Required work
Return all of the entries word for word, but omit the pictures they contain.

Data provided
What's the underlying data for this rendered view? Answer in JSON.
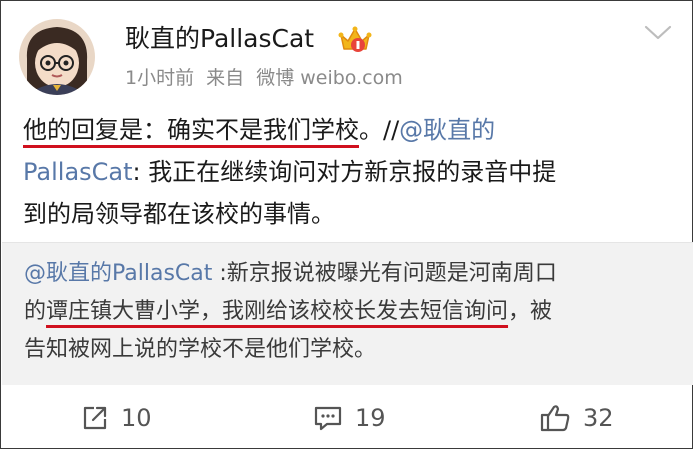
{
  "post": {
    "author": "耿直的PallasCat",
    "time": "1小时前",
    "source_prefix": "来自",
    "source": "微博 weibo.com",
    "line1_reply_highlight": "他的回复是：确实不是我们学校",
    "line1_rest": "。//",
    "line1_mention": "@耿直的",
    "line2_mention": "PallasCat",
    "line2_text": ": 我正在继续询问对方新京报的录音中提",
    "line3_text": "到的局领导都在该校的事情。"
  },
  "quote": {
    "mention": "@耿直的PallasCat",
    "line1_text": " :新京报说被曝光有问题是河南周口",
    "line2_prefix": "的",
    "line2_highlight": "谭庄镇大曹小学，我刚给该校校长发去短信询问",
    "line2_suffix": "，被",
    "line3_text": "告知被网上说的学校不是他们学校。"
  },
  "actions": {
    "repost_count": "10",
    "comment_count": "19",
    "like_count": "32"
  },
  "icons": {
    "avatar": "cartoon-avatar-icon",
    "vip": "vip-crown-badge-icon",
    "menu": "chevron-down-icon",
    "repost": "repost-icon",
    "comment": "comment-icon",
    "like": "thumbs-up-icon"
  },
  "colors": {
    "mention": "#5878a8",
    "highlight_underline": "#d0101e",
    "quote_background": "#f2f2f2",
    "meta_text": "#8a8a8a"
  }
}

Reply to the exercise
What's the underlying data for this rendered view? Answer in JSON.
{
  "post": {
    "author": "耿直的PallasCat",
    "time": "1小时前",
    "source_prefix": "来自",
    "source": "微博 weibo.com",
    "line1_reply_highlight": "他的回复是：确实不是我们学校",
    "line1_rest": "。//",
    "line1_mention": "@耿直的",
    "line2_mention": "PallasCat",
    "line2_text": ": 我正在继续询问对方新京报的录音中提",
    "line3_text": "到的局领导都在该校的事情。"
  },
  "quote": {
    "mention": "@耿直的PallasCat",
    "line1_text": " :新京报说被曝光有问题是河南周口",
    "line2_prefix": "的",
    "line2_highlight": "谭庄镇大曹小学，我刚给该校校长发去短信询问",
    "line2_suffix": "，被",
    "line3_text": "告知被网上说的学校不是他们学校。"
  },
  "actions": {
    "repost_count": "10",
    "comment_count": "19",
    "like_count": "32"
  },
  "icons": {
    "avatar": "cartoon-avatar-icon",
    "vip": "vip-crown-badge-icon",
    "menu": "chevron-down-icon",
    "repost": "repost-icon",
    "comment": "comment-icon",
    "like": "thumbs-up-icon"
  },
  "colors": {
    "mention": "#5878a8",
    "highlight_underline": "#d0101e",
    "quote_background": "#f2f2f2",
    "meta_text": "#8a8a8a"
  }
}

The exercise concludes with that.